** WHAT THIS TASK INVOLVES **
Quote every one of the lines below word for word, without changing anything.

(Records from a dataset)
★ ★ ★ ★ ★
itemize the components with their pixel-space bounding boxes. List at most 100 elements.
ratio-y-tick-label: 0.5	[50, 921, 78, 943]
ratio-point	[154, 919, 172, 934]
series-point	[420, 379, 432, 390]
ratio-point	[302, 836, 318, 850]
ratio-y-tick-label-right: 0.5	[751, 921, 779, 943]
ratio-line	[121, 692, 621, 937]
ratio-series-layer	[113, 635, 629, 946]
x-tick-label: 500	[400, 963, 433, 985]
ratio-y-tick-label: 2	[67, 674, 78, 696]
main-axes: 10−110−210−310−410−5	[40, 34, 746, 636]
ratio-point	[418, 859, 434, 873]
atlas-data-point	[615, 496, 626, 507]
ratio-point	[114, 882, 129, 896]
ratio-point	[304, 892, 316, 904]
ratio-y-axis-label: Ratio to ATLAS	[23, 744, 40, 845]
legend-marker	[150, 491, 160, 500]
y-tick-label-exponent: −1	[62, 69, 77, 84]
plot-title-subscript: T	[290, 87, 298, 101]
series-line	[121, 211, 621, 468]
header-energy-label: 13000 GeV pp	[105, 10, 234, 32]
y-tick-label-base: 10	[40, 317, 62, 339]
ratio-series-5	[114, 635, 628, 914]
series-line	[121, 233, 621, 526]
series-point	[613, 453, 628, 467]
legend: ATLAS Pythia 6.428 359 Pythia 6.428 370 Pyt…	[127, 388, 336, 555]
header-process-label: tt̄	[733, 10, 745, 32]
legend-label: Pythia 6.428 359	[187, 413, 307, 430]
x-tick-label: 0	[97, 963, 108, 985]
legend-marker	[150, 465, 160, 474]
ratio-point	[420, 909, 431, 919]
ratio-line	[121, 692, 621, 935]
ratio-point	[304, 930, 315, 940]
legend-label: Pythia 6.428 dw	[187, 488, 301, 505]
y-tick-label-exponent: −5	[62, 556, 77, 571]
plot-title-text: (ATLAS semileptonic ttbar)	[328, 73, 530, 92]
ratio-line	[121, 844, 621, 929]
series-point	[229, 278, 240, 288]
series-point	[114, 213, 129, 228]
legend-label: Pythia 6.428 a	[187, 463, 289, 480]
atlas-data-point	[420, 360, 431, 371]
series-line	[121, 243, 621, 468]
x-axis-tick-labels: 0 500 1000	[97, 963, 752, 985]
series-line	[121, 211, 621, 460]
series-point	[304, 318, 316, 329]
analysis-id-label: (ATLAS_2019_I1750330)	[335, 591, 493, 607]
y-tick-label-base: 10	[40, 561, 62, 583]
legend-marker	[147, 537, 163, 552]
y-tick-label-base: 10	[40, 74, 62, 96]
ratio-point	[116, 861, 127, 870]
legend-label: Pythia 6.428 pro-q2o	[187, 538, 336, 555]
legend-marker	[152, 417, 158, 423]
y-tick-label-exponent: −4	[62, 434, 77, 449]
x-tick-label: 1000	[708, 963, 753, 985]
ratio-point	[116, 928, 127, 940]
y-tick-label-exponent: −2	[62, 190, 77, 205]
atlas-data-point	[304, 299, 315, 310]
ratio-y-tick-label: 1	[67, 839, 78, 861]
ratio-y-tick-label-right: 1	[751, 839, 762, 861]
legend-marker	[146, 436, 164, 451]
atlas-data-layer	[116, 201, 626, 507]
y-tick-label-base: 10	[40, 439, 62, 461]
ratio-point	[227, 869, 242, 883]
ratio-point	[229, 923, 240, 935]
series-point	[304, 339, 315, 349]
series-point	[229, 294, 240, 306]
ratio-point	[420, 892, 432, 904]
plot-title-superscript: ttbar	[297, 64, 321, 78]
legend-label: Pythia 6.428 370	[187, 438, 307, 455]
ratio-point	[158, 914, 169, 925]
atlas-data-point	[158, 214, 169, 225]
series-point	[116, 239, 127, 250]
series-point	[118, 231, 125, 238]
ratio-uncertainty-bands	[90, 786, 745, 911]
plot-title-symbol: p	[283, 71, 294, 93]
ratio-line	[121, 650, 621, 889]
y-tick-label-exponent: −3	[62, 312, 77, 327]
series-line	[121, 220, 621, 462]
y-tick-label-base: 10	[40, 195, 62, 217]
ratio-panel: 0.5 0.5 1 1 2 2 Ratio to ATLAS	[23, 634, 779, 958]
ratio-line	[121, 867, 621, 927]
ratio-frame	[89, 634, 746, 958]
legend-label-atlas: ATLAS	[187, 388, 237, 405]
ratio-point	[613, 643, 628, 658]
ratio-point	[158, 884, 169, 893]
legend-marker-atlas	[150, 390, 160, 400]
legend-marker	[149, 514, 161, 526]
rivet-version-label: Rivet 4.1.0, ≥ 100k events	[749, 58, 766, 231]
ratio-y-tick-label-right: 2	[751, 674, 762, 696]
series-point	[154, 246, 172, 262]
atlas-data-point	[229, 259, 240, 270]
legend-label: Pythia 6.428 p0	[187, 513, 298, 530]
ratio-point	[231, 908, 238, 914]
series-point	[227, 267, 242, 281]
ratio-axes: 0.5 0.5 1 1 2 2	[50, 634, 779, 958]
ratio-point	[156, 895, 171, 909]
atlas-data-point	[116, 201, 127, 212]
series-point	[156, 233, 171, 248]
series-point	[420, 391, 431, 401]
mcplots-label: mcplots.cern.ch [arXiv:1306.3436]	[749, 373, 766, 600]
★ ★ ★ ★ ★
** EXERCISE OUTPUT **
itemize the components with their pixel-space bounding boxes. List at most 100 elements.
ratio-y-tick-label: 0.5	[50, 921, 78, 943]
ratio-point	[154, 919, 172, 934]
series-point	[420, 379, 432, 390]
ratio-point	[302, 836, 318, 850]
ratio-y-tick-label-right: 0.5	[751, 921, 779, 943]
ratio-line	[121, 692, 621, 937]
ratio-series-layer	[113, 635, 629, 946]
x-tick-label: 500	[400, 963, 433, 985]
ratio-y-tick-label: 2	[67, 674, 78, 696]
main-axes: 10−110−210−310−410−5	[40, 34, 746, 636]
ratio-point	[418, 859, 434, 873]
atlas-data-point	[615, 496, 626, 507]
ratio-point	[114, 882, 129, 896]
ratio-point	[304, 892, 316, 904]
ratio-y-axis-label: Ratio to ATLAS	[23, 744, 40, 845]
legend-marker	[150, 491, 160, 500]
y-tick-label-exponent: −1	[62, 69, 77, 84]
plot-title-subscript: T	[290, 87, 298, 101]
series-line	[121, 211, 621, 468]
header-energy-label: 13000 GeV pp	[105, 10, 234, 32]
y-tick-label-base: 10	[40, 317, 62, 339]
ratio-series-5	[114, 635, 628, 914]
series-line	[121, 233, 621, 526]
series-point	[613, 453, 628, 467]
legend: ATLAS Pythia 6.428 359 Pythia 6.428 370 Pyt…	[127, 388, 336, 555]
header-process-label: tt̄	[733, 10, 745, 32]
legend-label: Pythia 6.428 359	[187, 413, 307, 430]
x-tick-label: 0	[97, 963, 108, 985]
legend-marker	[150, 465, 160, 474]
ratio-point	[420, 909, 431, 919]
ratio-line	[121, 692, 621, 935]
ratio-point	[304, 930, 315, 940]
legend-label: Pythia 6.428 dw	[187, 488, 301, 505]
y-tick-label-exponent: −5	[62, 556, 77, 571]
plot-title-text: (ATLAS semileptonic ttbar)	[328, 73, 530, 92]
ratio-line	[121, 844, 621, 929]
series-point	[229, 278, 240, 288]
series-point	[114, 213, 129, 228]
legend-label: Pythia 6.428 a	[187, 463, 289, 480]
atlas-data-point	[420, 360, 431, 371]
series-line	[121, 243, 621, 468]
x-axis-tick-labels: 0 500 1000	[97, 963, 752, 985]
series-line	[121, 211, 621, 460]
series-point	[304, 318, 316, 329]
analysis-id-label: (ATLAS_2019_I1750330)	[335, 591, 493, 607]
y-tick-label-base: 10	[40, 561, 62, 583]
legend-marker	[147, 537, 163, 552]
y-tick-label-base: 10	[40, 74, 62, 96]
ratio-point	[116, 861, 127, 870]
legend-label: Pythia 6.428 pro-q2o	[187, 538, 336, 555]
legend-marker	[152, 417, 158, 423]
y-tick-label-exponent: −4	[62, 434, 77, 449]
x-tick-label: 1000	[708, 963, 753, 985]
ratio-point	[116, 928, 127, 940]
y-tick-label-exponent: −2	[62, 190, 77, 205]
atlas-data-point	[304, 299, 315, 310]
ratio-y-tick-label: 1	[67, 839, 78, 861]
ratio-y-tick-label-right: 1	[751, 839, 762, 861]
legend-marker	[146, 436, 164, 451]
atlas-data-layer	[116, 201, 626, 507]
y-tick-label-base: 10	[40, 439, 62, 461]
ratio-point	[227, 869, 242, 883]
ratio-point	[229, 923, 240, 935]
series-point	[304, 339, 315, 349]
series-point	[229, 294, 240, 306]
ratio-point	[420, 892, 432, 904]
plot-title-superscript: ttbar	[297, 64, 321, 78]
legend-label: Pythia 6.428 370	[187, 438, 307, 455]
ratio-point	[158, 914, 169, 925]
atlas-data-point	[158, 214, 169, 225]
series-point	[116, 239, 127, 250]
series-point	[118, 231, 125, 238]
ratio-uncertainty-bands	[90, 786, 745, 911]
plot-title-symbol: p	[283, 71, 294, 93]
ratio-line	[121, 650, 621, 889]
y-tick-label-exponent: −3	[62, 312, 77, 327]
series-line	[121, 220, 621, 462]
y-tick-label-base: 10	[40, 195, 62, 217]
ratio-panel: 0.5 0.5 1 1 2 2 Ratio to ATLAS	[23, 634, 779, 958]
ratio-line	[121, 867, 621, 927]
ratio-frame	[89, 634, 746, 958]
legend-label-atlas: ATLAS	[187, 388, 237, 405]
ratio-point	[613, 643, 628, 658]
ratio-point	[158, 884, 169, 893]
legend-marker-atlas	[150, 390, 160, 400]
legend-marker	[149, 514, 161, 526]
rivet-version-label: Rivet 4.1.0, ≥ 100k events	[749, 58, 766, 231]
ratio-y-tick-label-right: 2	[751, 674, 762, 696]
series-point	[154, 246, 172, 262]
atlas-data-point	[229, 259, 240, 270]
legend-label: Pythia 6.428 p0	[187, 513, 298, 530]
ratio-point	[231, 908, 238, 914]
series-point	[227, 267, 242, 281]
ratio-axes: 0.5 0.5 1 1 2 2	[50, 634, 779, 958]
ratio-point	[156, 895, 171, 909]
atlas-data-point	[116, 201, 127, 212]
series-point	[156, 233, 171, 248]
series-point	[420, 391, 431, 401]
mcplots-label: mcplots.cern.ch [arXiv:1306.3436]	[749, 373, 766, 600]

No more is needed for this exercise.